**Tasks**
#1 List every person the robbery appeal summary names, with the role it gives each.
#2 Resume the robbery appeal summary after its last sentence.

**Excerpted passage**
####

Filed: 4 January 2005

1.    Criminal Law_response to jury question_not expression of opinion

    The trial court did not express an opinion where defendant was charged with the armed robbery and common-law robbery of several victims, the jury asked a question about the requirement of a firearm as to a particular victim, the court instructed the jury that it could return a verdict of guilty of armed robbery, guilty of common-law robbery, or not guilty, and the court then instructed the jury on common-law robbery, having already instructed on robbery with a firearm. N.C.G.S. § 15A-1234(a)(1).

2.    Evidence_photo lineup from mug shots_not plain error

    There was no plain error in a robbery prosecution in allowing an officer to testify that he created a photo lineup from mug shots on file with the police department. There were other references to defendant's prior criminal record, and ample evidence to find the elements of common-law robbery and armed robbery.

3.    Constitutional Law_effective assistance of counsel_negative remarks about defendant

    Defendant was not denied effective assistance of counsel where his attorney made negative remarks at sentencing about defendant's intelligence and decision-making in opting for trial rather than taking a plea bargain in an effort to show that he was not capable of informed, reasoned decisions and that his sentence should not be disproportionate to sentences of his codefendants. Defense counsel was advocating for his client; moreover, each of defendant's sentences was within the statutory range and there is no evidence that counsel's remarks improperly influenced the sentencing.

4.    Sentencing_discrepancy--announced sentence and written judgment_right to be present

    Robbery sentences were vacated where there were discrepancies between the sentence announced in open court and the written judgment. A defendant has the right to be present when the sentence is imposed.

5.    Sentencing_restitution_sufficiency of evidence

    The restitution ordered to several victims in a robbery sentence was not supported by the evidence in several instances, but was supported in one where the court took an average between the amount the victim estimated was in her pocketbook and the higher amount an accomplice testified was in the pocketbook.

    Appeal by defendant from judgment entered 31 October 1995 by Judge Preston Cornelius in Guilford County Superior Court. Heard in the Court of Appeals 19 October 2004.
    Attorney General Roy Cooper, by Assistant Attorney General Daniel D. Addison, for the State.

####

**Source material**
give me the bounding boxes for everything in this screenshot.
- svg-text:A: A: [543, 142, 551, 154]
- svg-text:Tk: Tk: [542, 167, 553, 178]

####

**Results in order**
#1
- Preston Cornelius: Judge who entered the judgment in Guilford County Superior Court
- Roy Cooper: Attorney General, for the State
- Daniel D. Addison: Assistant Attorney General, for the State

#2
    Appellate Defender Staples Hughes, by Assistant Appellant Defender Matthew D. Wunsche, for defendant-appellant.

    MARTIN, Chief Judge.

    Defendant appeals from judgments imposing active sentences of imprisonment entered upon his conviction of three counts of robbery with a dangerous weapon and one count of common-law robbery.
    The evidence at trial tended to show that on the evening of 26 November 1994, defendant, Sam Blackmon (Blackmon) and Jamie West (West) were driving around Greensboro in a car Blackmon had stolen the day before. After defendant suggested “holding somebody up” to make some easy money, the men saw Benny Fields, (Fields) age fourteen, walking down Creekridge Road. Defendant, who was driving, stopped the car and handed West a gun. Blackmon and West got out of the car, hit Fields over the head knocking him out, and then stole his Kansas City Chiefs Starter jacket which held Fields' calculator and a wallet containing four dollars in it.
    Blackmon and West jumped back in the car and defendant drove them to the Four Seasons Mall. They drove around the parking lot looking for someone they could “get an easy move on.” Defendant parked the car about fifteen to twenty feet from Michael Ellis' (Ellis) truck, took the gun, got out of the car and approached Ellis. Defendant pointed the gun at Ellis' head and told him “to empty [his] pockets and put them on the hood of the truck.” Ellis put his money clip which held about fifty to sixty dollars on top of the truck. Defendant grabbed the money, got back in his carand, with Blackmon driving, the men drove away.
    Walter Farlow and his then girlfriend (now wife), Barbara, were putting packages in their car when a car pulled up beside them in the Wal-Mart parking lot. As Barbara returned the shopping cart and Walter unlocked the driver's door, a young black male with a gun came behind him and said, “Give me your wallet.” When Barbara saw the man, she put her purse along with a shopping bag under another car. Then, after the man demanded she return to her car, she joined Walter by the car. As she started toward them, another man got out of the car and picked up Barbara's purse. At Barbara's urging, Walter took his money, approximately forty dollars, out of his wallet and laid the money along with his wallet on the trunk of the car. The man picked up the money and ran back to his car. As it sped away, Walter observed three individuals in the car.
     Officer Norman Rankin investigated the crimes and, as a result of his investigation, arrested Blackmon on 28 November 1994. Blackmon made a statement to Officer Rankin confessing his involvement in the crimes and implicating West and defendant. The police arrested defendant on 30 November 1994 charging him with four counts of robbery with a dangerous weapon.

    [1] Defendant first argues the trial court violated its statutory and constitutional responsibilities by expressing its opinion as to defendant's guilt in response to the jury's question about an element of robbery with a dangerous weapon. During deliberations the jury sent a note asking the court, “Is guilty of robbery allowed without saying by firearm? RE: Benny Fields.” Thecourt brought the jury back into the courtroom and instructed them as follows:
    As to that particular charge, members of the jury, you may return one of three possible verdicts _ guilty of robbery with a firearm and I'm going to tell you about common law robbery or not guilty. I think you've already been charged as to robbery with a firearm.

The judge then proceeded to instruct the jury on common law robbery.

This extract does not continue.